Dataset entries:
--------

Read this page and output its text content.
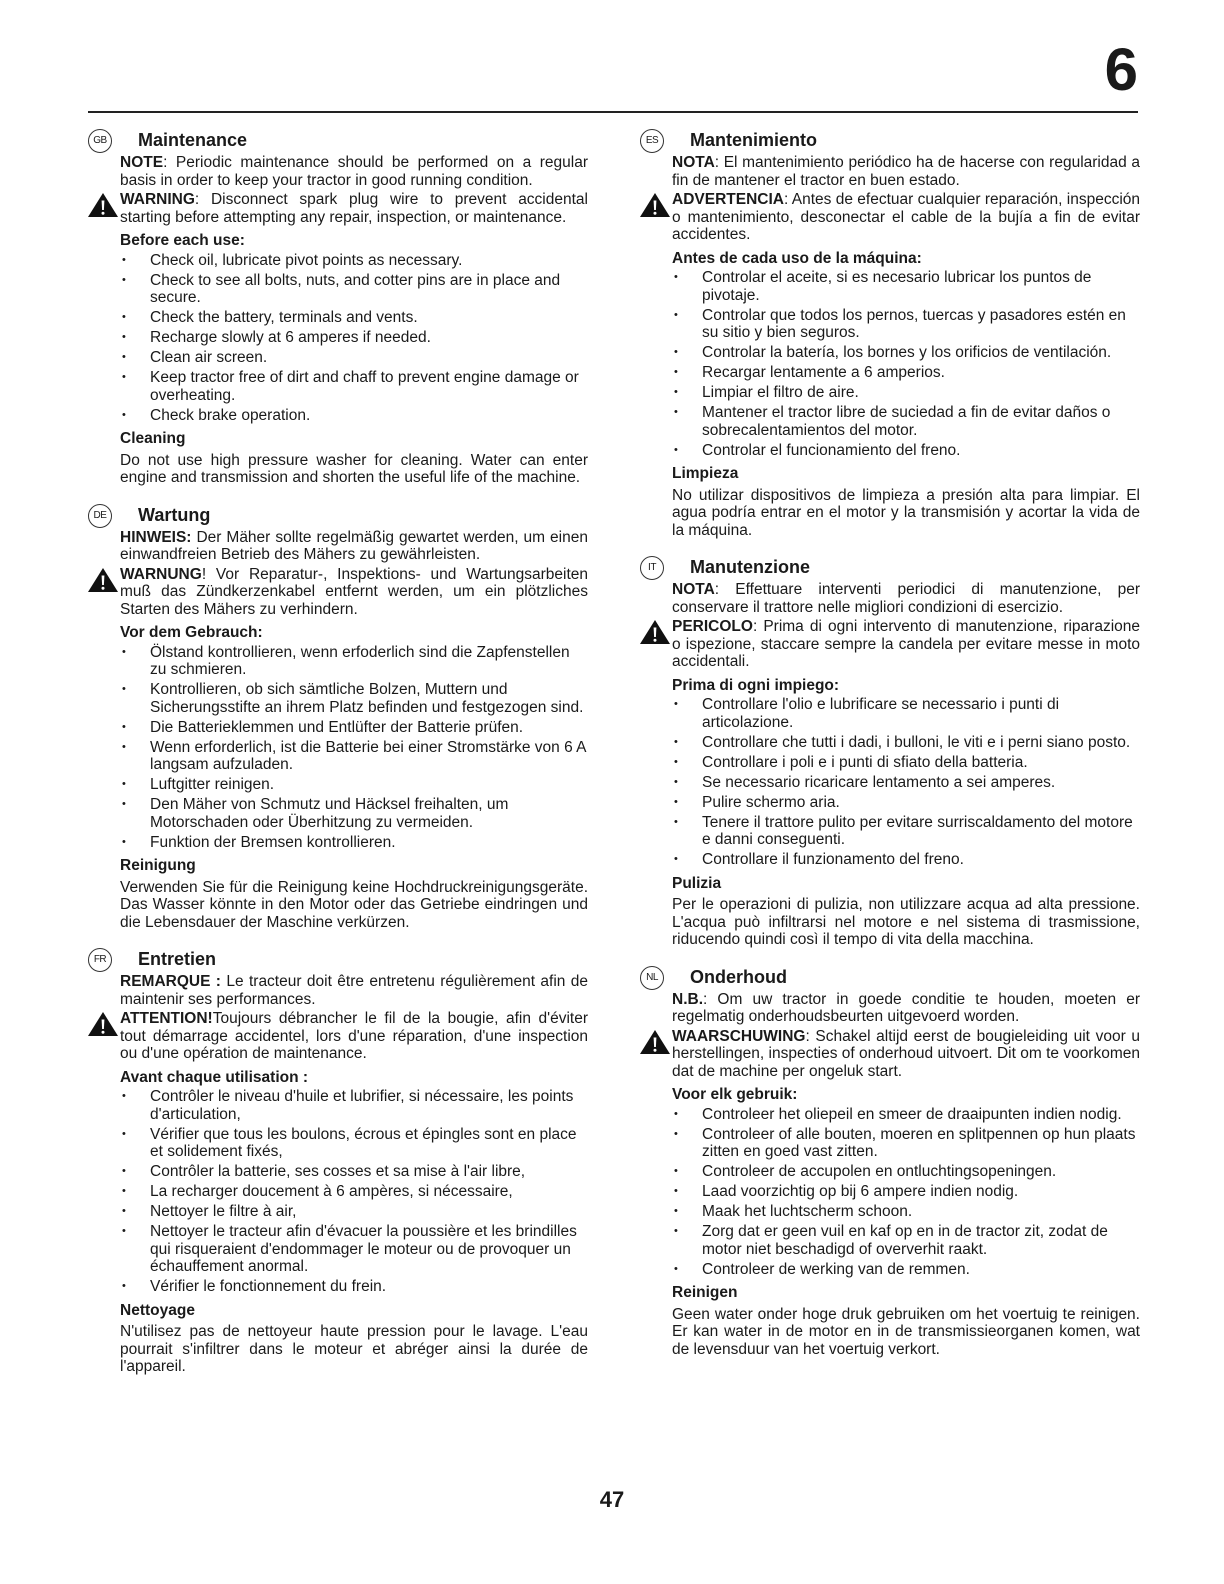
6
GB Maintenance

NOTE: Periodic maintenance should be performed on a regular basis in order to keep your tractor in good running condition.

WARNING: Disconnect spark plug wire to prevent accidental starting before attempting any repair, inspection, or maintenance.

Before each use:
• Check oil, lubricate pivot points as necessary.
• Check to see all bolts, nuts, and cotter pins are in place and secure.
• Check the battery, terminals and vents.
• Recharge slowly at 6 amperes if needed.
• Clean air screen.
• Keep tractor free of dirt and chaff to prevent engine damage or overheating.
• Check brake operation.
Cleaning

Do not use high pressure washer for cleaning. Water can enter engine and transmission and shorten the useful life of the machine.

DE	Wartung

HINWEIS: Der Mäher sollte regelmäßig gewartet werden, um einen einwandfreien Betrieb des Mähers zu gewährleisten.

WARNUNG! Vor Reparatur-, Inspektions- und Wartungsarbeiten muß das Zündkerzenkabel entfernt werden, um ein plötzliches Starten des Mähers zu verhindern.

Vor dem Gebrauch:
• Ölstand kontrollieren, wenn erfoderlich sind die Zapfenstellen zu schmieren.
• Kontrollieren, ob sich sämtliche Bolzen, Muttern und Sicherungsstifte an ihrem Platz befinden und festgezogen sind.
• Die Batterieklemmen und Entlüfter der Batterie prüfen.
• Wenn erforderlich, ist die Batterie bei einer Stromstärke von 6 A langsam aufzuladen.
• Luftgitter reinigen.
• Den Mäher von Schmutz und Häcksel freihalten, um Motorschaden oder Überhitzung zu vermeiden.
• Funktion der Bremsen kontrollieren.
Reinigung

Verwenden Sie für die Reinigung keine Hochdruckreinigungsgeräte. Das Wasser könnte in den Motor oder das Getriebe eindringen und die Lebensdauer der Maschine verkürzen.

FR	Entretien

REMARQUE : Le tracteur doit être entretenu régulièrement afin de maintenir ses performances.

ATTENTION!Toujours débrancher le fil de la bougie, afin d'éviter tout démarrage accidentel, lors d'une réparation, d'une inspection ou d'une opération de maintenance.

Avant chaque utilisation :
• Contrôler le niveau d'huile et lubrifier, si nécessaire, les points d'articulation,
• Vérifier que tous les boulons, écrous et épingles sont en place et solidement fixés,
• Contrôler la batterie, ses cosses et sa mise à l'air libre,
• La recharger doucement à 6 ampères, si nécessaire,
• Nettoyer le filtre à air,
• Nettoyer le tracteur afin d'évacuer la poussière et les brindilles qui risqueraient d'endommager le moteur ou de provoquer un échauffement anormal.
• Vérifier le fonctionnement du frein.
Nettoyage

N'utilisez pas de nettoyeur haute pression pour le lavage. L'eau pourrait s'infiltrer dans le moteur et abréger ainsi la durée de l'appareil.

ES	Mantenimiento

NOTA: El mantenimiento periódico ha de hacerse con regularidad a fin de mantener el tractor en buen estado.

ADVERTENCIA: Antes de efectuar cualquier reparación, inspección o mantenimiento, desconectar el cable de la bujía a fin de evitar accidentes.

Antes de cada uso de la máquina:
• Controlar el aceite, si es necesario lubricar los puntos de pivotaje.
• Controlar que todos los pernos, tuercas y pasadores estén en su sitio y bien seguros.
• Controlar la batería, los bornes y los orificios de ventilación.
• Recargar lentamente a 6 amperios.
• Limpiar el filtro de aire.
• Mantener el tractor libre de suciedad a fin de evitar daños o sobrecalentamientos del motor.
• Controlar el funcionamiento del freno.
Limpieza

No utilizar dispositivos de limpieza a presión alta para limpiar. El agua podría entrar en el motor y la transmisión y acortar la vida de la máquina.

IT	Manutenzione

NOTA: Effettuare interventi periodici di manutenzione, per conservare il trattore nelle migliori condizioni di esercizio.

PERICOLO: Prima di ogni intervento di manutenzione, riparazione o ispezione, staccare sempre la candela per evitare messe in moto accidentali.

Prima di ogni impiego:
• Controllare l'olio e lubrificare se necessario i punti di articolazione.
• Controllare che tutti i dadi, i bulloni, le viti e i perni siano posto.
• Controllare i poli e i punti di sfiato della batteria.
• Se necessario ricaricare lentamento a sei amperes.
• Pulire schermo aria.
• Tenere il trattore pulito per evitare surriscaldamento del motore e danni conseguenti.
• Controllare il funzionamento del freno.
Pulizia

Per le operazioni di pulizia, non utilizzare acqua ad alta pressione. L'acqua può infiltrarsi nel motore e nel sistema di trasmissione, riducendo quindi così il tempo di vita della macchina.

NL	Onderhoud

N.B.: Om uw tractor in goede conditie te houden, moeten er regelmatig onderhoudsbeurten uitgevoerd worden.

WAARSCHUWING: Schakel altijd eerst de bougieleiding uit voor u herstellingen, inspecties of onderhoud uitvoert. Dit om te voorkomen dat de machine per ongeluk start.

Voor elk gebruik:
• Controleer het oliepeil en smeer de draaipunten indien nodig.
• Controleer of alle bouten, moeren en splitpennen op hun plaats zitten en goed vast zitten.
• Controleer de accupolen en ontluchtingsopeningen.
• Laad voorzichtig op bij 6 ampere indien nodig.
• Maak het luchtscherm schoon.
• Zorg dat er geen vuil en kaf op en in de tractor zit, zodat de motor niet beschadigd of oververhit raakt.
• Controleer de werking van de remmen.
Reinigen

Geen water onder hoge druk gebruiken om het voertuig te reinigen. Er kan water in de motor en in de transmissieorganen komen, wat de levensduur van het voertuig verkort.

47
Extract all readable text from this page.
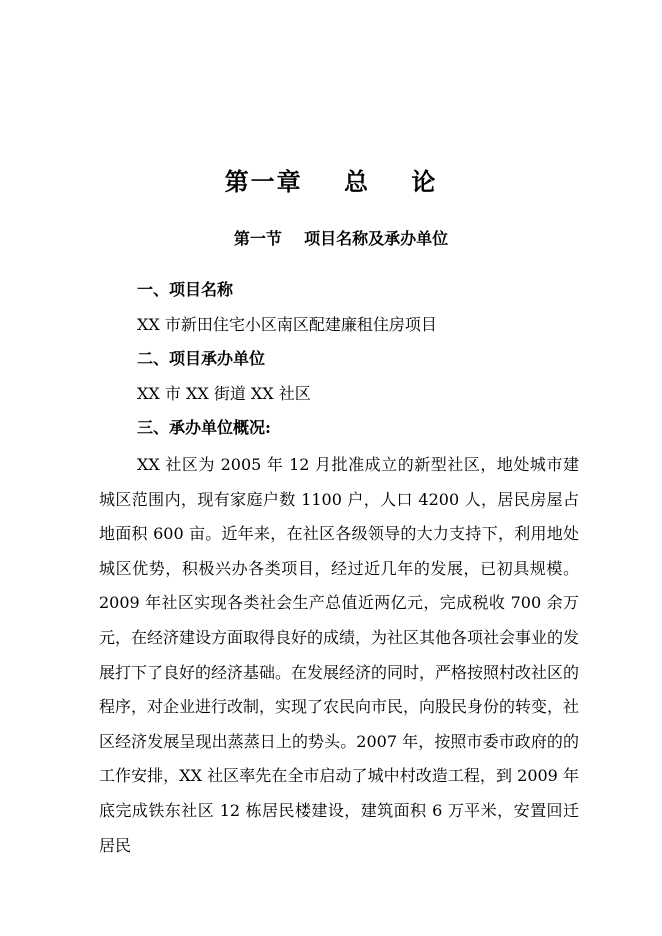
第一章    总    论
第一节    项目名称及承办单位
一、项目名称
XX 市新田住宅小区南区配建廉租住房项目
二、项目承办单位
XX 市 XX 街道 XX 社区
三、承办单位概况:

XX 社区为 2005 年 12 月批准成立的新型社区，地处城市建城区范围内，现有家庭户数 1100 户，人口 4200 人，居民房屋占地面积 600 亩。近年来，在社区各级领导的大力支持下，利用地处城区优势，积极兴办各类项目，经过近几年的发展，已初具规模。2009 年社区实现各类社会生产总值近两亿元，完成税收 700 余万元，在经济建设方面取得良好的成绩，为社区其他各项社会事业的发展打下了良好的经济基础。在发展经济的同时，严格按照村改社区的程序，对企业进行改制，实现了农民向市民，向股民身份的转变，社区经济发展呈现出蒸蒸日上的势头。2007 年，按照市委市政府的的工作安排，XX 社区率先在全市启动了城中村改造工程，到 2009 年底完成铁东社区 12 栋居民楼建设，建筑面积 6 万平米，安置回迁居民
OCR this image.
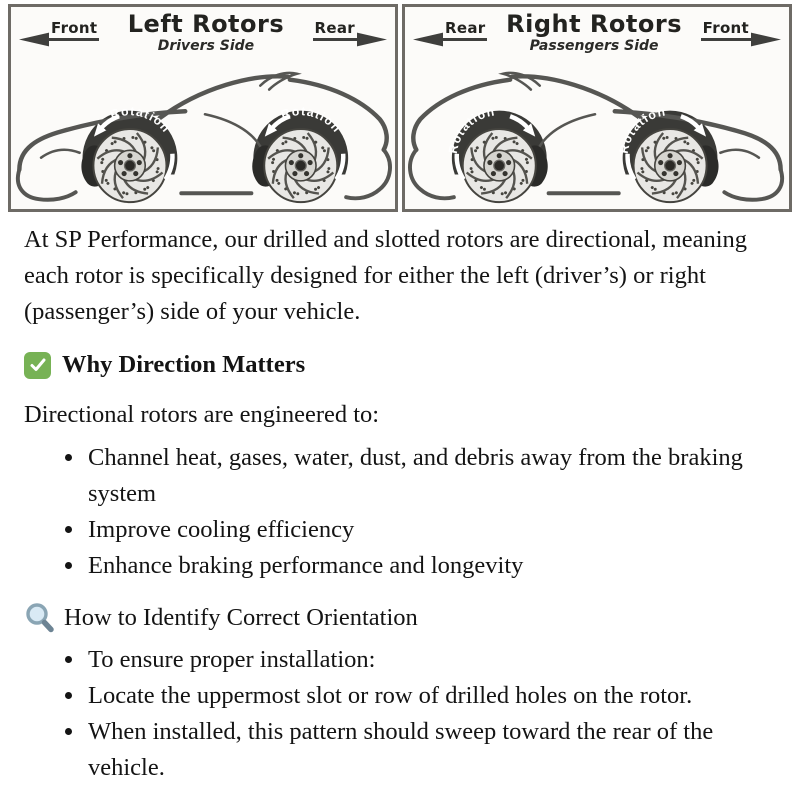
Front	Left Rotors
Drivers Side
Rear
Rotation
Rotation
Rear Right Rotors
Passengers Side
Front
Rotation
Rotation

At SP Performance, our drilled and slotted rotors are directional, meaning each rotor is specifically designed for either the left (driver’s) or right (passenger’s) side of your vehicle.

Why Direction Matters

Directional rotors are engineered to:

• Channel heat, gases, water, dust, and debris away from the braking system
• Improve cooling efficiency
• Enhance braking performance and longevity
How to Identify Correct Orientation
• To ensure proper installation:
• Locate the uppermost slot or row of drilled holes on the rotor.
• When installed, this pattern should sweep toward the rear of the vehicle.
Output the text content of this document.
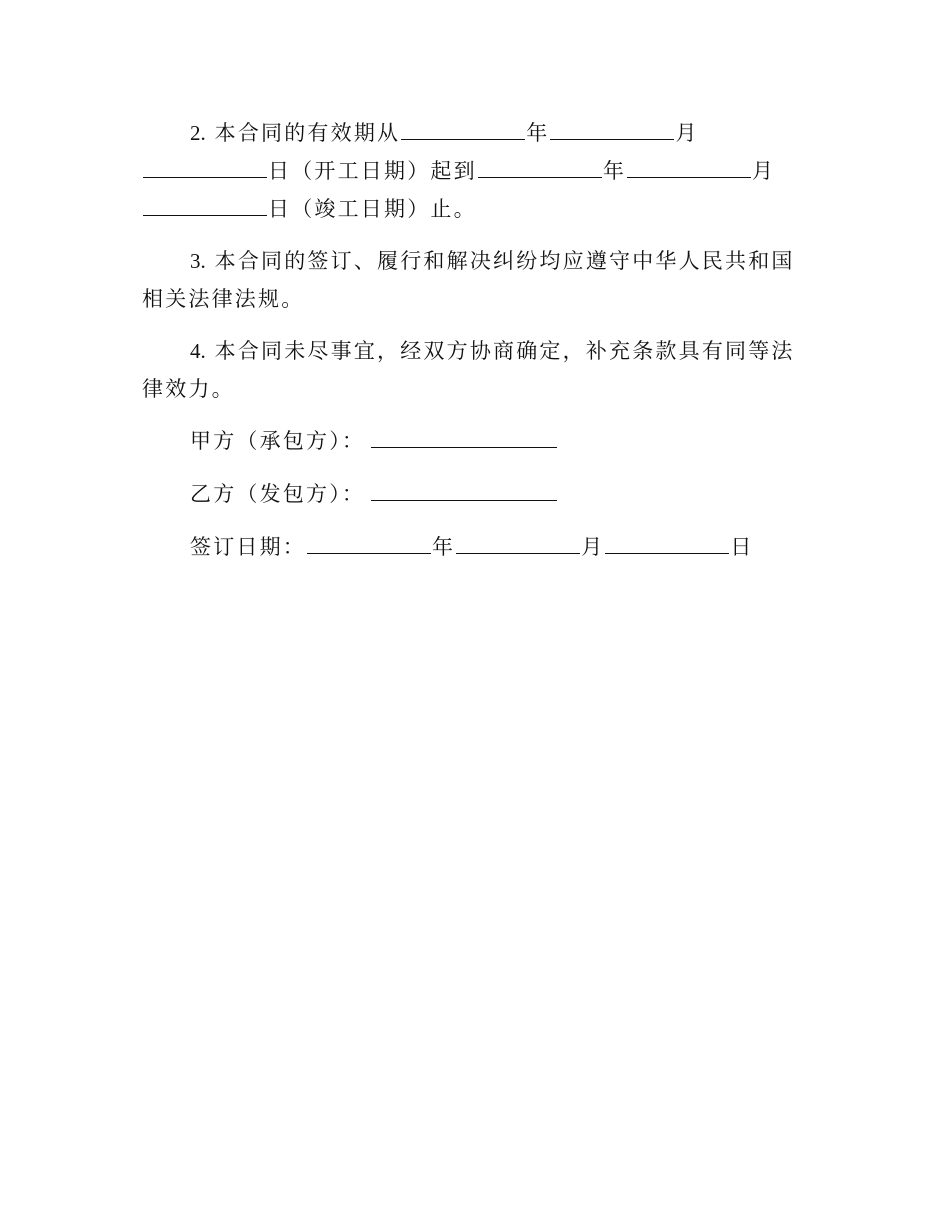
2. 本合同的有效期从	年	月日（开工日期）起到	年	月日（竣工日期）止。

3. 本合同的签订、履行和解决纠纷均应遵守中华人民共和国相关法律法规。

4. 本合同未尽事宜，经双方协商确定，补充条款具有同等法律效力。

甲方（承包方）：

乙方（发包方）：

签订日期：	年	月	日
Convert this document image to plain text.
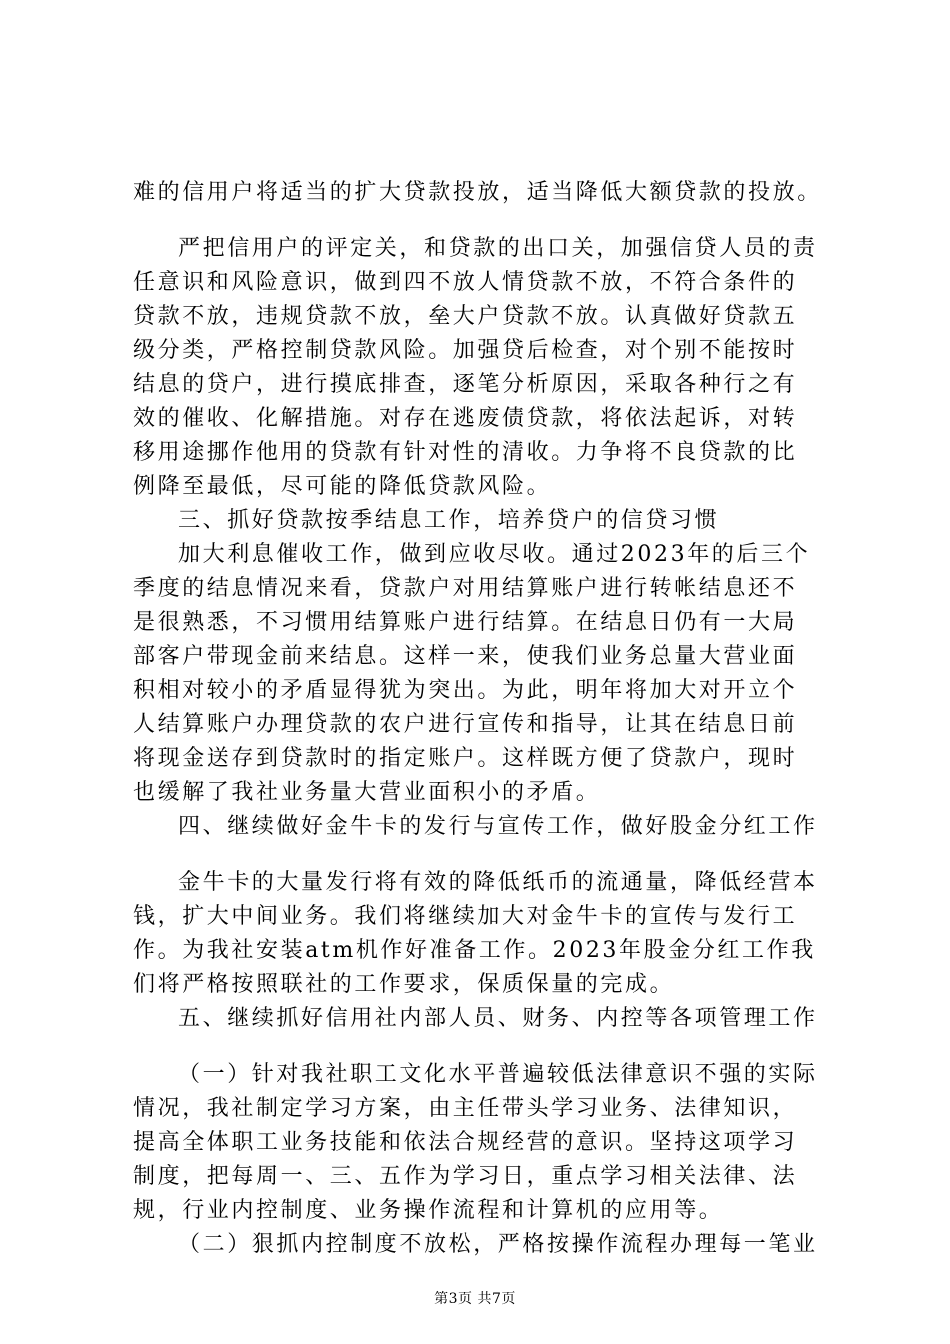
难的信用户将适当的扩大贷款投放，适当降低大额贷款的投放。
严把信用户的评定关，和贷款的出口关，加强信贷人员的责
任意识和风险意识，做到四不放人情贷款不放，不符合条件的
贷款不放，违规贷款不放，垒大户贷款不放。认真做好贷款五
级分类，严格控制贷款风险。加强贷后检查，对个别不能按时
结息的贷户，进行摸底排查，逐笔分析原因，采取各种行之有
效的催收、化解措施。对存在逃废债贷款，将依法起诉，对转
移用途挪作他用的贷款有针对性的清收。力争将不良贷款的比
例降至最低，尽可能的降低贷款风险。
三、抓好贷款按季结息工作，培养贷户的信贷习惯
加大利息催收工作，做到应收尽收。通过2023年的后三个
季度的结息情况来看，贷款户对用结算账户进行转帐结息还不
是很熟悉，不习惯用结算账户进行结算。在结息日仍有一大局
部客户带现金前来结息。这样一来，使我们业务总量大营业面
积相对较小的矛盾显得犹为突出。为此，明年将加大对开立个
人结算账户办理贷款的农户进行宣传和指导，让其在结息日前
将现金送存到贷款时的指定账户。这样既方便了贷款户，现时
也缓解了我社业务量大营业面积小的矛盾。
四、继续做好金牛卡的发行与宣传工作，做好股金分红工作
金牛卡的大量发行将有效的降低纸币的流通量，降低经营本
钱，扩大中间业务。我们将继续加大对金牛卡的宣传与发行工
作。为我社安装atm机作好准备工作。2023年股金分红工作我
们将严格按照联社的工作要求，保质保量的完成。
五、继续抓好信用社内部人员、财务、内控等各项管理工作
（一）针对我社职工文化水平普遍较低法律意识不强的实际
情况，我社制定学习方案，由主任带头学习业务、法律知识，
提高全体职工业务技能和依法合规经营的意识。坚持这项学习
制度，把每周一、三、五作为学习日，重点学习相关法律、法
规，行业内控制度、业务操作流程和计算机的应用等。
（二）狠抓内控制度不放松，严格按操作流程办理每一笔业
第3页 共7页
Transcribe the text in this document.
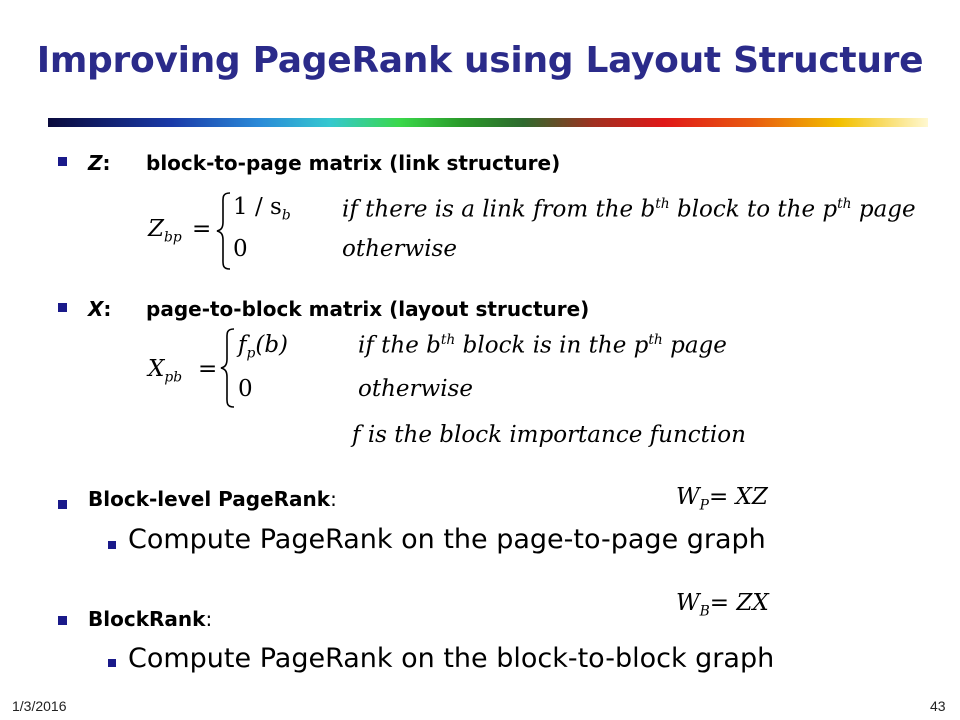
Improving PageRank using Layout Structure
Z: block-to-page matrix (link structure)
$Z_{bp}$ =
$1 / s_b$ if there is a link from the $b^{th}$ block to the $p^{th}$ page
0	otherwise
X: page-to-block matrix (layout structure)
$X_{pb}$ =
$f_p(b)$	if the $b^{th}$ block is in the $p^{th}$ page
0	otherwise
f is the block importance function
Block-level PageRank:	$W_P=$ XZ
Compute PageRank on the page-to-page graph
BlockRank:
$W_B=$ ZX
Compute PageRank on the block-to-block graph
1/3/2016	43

--------

Task description: Leave out every picture, and repeat word for word only the lines from the one holding "Output the text content of this document." through the end of the entries above, both ends included.

Response:
Output the text content of this document.
2. 本合同的有效期从	年	月日（开工日期）起到	年	月日（竣工日期）止。

3. 本合同的签订、履行和解决纠纷均应遵守中华人民共和国相关法律法规。

4. 本合同未尽事宜，经双方协商确定，补充条款具有同等法律效力。

甲方（承包方）：

乙方（发包方）：

签订日期：	年	月	日
Convert this document image to plain text.
难的信用户将适当的扩大贷款投放，适当降低大额贷款的投放。
严把信用户的评定关，和贷款的出口关，加强信贷人员的责
任意识和风险意识，做到四不放人情贷款不放，不符合条件的
贷款不放，违规贷款不放，垒大户贷款不放。认真做好贷款五
级分类，严格控制贷款风险。加强贷后检查，对个别不能按时
结息的贷户，进行摸底排查，逐笔分析原因，采取各种行之有
效的催收、化解措施。对存在逃废债贷款，将依法起诉，对转
移用途挪作他用的贷款有针对性的清收。力争将不良贷款的比
例降至最低，尽可能的降低贷款风险。
三、抓好贷款按季结息工作，培养贷户的信贷习惯
加大利息催收工作，做到应收尽收。通过2023年的后三个
季度的结息情况来看，贷款户对用结算账户进行转帐结息还不
是很熟悉，不习惯用结算账户进行结算。在结息日仍有一大局
部客户带现金前来结息。这样一来，使我们业务总量大营业面
积相对较小的矛盾显得犹为突出。为此，明年将加大对开立个
人结算账户办理贷款的农户进行宣传和指导，让其在结息日前
将现金送存到贷款时的指定账户。这样既方便了贷款户，现时
也缓解了我社业务量大营业面积小的矛盾。
四、继续做好金牛卡的发行与宣传工作，做好股金分红工作
金牛卡的大量发行将有效的降低纸币的流通量，降低经营本
钱，扩大中间业务。我们将继续加大对金牛卡的宣传与发行工
作。为我社安装atm机作好准备工作。2023年股金分红工作我
们将严格按照联社的工作要求，保质保量的完成。
五、继续抓好信用社内部人员、财务、内控等各项管理工作
（一）针对我社职工文化水平普遍较低法律意识不强的实际
情况，我社制定学习方案，由主任带头学习业务、法律知识，
提高全体职工业务技能和依法合规经营的意识。坚持这项学习
制度，把每周一、三、五作为学习日，重点学习相关法律、法
规，行业内控制度、业务操作流程和计算机的应用等。
（二）狠抓内控制度不放松，严格按操作流程办理每一笔业
第3页 共7页
Transcribe the text in this document.
Improving PageRank using Layout Structure
Z: block-to-page matrix (link structure)
$Z_{bp}$ =
$1 / s_b$ if there is a link from the $b^{th}$ block to the $p^{th}$ page
0	otherwise
X: page-to-block matrix (layout structure)
$X_{pb}$ =
$f_p(b)$	if the $b^{th}$ block is in the $p^{th}$ page
0	otherwise
f is the block importance function
Block-level PageRank:	$W_P=$ XZ
Compute PageRank on the page-to-page graph
BlockRank:
$W_B=$ ZX
Compute PageRank on the block-to-block graph
1/3/2016	43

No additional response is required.